> [WHAT TO WORK ON]:
Pull out every line with the word "Limit".

> [LISTED ENTRIES]:
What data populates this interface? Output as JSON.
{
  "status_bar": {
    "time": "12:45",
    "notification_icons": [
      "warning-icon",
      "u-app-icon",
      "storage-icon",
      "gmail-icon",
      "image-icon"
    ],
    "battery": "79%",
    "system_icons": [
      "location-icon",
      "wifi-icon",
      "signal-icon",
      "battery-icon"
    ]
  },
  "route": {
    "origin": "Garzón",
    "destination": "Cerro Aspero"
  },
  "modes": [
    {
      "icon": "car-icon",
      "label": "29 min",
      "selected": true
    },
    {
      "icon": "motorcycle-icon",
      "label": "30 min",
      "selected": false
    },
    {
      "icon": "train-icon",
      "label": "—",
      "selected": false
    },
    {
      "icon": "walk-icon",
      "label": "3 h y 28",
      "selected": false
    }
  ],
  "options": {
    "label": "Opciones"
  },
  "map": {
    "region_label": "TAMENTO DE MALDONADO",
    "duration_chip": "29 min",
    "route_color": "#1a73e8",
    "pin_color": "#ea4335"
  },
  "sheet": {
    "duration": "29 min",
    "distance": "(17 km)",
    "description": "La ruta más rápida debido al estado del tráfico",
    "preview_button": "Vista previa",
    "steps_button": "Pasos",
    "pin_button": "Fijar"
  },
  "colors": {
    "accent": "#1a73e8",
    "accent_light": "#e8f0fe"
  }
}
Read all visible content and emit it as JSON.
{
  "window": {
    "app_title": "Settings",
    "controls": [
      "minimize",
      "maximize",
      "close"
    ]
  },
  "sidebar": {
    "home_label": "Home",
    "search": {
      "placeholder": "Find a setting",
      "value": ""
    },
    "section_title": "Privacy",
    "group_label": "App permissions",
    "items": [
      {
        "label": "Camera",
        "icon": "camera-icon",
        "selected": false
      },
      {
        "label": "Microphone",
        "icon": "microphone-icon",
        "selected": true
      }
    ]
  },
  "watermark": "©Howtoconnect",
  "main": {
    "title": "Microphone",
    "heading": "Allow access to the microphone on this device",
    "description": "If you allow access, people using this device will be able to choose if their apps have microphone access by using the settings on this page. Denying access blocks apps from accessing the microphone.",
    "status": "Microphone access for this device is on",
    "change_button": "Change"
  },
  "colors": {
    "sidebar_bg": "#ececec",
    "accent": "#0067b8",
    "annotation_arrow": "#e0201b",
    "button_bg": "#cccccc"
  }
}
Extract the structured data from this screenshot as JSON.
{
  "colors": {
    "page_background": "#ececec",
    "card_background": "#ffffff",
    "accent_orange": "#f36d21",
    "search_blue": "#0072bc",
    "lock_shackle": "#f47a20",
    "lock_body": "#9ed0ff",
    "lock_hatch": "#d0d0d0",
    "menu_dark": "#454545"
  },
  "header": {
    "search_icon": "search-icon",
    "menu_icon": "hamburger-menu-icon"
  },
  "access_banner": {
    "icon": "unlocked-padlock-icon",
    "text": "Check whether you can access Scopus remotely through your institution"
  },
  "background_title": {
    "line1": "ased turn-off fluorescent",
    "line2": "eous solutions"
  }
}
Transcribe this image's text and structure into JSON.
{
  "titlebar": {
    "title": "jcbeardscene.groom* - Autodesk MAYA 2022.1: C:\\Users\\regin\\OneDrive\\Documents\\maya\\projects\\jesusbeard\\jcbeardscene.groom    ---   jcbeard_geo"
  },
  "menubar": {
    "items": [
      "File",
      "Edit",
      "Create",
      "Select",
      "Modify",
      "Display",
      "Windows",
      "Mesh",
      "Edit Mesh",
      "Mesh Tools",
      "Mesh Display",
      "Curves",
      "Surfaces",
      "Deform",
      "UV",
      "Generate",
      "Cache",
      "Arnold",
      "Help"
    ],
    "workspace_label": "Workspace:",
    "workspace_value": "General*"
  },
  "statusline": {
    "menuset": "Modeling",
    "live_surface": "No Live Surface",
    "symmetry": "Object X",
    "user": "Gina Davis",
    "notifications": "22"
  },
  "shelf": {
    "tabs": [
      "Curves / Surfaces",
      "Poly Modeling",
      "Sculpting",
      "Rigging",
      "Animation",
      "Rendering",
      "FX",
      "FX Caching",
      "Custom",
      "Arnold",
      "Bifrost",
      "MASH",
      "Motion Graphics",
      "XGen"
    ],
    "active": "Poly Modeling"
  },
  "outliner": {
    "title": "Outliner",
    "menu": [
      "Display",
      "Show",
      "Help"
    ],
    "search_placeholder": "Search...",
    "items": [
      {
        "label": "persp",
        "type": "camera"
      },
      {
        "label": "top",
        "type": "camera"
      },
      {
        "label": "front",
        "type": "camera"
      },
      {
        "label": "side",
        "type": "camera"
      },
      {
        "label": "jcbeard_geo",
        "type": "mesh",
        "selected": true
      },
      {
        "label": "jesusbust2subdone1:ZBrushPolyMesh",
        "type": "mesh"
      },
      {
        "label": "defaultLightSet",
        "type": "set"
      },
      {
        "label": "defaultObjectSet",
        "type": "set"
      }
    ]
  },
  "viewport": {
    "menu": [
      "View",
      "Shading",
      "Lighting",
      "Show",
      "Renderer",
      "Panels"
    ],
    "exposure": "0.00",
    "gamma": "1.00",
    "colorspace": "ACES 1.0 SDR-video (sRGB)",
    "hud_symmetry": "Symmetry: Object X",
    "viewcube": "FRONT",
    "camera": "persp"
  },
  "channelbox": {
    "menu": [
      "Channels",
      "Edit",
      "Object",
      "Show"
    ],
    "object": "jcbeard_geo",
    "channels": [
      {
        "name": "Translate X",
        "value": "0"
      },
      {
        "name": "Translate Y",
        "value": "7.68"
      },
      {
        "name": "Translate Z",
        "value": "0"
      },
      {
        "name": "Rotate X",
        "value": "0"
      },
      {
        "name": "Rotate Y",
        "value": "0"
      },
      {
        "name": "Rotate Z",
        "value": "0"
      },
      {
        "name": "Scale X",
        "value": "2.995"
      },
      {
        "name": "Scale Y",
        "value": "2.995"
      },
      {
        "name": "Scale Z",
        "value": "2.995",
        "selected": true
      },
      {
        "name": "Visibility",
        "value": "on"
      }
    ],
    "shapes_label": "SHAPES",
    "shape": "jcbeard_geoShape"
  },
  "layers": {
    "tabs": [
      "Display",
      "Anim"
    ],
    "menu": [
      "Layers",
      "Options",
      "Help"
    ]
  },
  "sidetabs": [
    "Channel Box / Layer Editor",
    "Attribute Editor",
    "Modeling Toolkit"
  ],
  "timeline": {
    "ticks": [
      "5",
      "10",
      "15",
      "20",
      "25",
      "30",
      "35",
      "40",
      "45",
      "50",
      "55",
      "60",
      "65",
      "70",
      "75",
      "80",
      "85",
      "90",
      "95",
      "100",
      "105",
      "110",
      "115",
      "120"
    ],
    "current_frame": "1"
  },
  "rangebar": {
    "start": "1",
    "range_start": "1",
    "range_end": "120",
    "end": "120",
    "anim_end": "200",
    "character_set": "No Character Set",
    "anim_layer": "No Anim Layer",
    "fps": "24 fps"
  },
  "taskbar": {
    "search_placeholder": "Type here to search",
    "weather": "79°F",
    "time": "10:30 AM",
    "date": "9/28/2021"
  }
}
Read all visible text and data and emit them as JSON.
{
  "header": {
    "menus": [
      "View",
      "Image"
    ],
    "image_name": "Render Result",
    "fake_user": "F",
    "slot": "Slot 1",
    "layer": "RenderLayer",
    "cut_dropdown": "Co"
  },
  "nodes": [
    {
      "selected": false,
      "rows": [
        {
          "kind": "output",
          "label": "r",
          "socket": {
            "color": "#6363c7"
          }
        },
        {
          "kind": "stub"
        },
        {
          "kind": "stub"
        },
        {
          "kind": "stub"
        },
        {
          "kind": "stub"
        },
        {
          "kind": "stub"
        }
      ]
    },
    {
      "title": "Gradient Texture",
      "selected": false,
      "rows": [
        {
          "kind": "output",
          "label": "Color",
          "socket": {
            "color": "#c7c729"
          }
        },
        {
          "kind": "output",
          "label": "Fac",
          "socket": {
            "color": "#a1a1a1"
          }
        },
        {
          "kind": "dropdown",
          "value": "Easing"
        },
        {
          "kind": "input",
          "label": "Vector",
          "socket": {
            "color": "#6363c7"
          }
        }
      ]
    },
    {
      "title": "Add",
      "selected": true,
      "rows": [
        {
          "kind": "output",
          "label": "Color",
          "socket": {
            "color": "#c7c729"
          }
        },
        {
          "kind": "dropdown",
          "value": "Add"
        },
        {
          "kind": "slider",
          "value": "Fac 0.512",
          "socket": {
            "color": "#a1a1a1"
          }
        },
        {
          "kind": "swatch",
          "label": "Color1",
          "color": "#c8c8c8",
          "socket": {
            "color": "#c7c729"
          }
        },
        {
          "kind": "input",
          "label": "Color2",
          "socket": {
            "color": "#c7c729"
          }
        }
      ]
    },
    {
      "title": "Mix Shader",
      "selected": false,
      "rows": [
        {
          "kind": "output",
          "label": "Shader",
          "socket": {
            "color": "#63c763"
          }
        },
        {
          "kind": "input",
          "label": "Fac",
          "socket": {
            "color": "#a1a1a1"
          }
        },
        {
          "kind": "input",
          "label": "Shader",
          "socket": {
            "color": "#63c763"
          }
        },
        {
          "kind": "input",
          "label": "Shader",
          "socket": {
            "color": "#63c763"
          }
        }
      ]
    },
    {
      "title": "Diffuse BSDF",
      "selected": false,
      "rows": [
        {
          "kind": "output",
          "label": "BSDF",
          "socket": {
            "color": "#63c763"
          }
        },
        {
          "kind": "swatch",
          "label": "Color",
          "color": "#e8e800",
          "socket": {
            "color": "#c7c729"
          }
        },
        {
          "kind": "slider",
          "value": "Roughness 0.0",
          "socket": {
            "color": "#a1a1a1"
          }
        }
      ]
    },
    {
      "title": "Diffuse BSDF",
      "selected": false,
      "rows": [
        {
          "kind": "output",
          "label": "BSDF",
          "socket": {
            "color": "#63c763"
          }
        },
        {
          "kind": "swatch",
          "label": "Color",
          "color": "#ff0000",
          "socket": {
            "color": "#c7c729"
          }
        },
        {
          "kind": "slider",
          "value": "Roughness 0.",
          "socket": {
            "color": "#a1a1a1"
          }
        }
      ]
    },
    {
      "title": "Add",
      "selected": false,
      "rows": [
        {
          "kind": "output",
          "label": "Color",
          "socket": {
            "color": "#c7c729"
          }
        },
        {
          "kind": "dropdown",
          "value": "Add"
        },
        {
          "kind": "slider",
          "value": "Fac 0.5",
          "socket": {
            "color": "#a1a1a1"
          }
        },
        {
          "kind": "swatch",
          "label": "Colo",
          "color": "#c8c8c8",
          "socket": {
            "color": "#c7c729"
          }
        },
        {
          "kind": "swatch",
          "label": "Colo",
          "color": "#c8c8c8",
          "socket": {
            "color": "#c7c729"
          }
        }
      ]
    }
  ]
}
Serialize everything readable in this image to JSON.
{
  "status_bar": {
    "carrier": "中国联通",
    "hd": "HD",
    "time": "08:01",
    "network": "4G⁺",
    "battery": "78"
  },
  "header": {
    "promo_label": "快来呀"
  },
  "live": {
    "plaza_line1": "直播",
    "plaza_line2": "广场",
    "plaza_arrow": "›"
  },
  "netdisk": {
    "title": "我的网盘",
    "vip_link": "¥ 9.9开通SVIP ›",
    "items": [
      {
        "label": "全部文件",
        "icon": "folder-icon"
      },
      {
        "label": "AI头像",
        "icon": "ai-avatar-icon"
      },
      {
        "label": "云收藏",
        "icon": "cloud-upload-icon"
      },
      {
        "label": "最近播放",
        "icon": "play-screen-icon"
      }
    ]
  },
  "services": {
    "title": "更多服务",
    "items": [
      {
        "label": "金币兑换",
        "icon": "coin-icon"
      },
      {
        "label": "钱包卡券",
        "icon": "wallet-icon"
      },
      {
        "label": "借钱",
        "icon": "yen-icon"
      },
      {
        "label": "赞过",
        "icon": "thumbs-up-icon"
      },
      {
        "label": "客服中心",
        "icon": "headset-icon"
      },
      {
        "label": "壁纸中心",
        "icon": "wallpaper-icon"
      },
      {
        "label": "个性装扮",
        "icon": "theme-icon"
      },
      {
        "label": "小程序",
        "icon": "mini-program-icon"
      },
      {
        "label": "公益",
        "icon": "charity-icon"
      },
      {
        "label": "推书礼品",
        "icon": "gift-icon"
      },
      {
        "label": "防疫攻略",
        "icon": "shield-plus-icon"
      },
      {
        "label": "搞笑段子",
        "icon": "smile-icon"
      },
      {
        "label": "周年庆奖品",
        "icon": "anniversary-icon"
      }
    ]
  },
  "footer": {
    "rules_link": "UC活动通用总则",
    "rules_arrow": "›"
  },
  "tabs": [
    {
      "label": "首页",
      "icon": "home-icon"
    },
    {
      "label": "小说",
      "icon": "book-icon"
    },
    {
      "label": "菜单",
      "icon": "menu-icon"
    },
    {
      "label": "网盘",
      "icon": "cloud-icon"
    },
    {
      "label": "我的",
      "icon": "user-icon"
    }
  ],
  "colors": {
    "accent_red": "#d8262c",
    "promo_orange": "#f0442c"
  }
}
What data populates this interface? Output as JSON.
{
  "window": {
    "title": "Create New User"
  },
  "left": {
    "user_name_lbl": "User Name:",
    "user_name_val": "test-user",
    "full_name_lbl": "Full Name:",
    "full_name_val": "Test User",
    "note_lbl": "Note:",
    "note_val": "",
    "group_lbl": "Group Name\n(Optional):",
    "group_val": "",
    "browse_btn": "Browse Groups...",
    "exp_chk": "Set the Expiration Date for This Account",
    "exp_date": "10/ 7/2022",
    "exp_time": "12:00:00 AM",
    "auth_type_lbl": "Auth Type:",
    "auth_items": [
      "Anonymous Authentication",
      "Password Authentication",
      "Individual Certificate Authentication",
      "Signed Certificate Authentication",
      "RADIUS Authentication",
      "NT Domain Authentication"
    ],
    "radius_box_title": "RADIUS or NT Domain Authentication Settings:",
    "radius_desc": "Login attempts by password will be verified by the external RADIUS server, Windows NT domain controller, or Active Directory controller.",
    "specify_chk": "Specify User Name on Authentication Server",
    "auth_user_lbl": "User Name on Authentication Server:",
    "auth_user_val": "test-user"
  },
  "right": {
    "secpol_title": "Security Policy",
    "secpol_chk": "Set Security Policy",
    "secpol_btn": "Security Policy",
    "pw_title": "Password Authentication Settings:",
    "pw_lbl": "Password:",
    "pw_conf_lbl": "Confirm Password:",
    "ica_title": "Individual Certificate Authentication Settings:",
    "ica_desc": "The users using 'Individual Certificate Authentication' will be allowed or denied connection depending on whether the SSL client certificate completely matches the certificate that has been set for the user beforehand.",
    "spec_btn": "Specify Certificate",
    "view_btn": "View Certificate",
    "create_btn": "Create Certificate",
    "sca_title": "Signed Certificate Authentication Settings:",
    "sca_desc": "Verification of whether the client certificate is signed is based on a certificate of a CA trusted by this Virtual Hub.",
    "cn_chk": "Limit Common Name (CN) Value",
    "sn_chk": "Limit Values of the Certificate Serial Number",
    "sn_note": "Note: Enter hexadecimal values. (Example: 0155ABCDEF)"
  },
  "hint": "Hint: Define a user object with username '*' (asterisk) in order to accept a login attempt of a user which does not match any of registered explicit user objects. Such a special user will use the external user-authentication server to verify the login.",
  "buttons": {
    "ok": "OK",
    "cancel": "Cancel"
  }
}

> [THE REPLY]:
    "cn_chk": "Limit Common Name (CN) Value",
    "sn_chk": "Limit Values of the Certificate Serial Number",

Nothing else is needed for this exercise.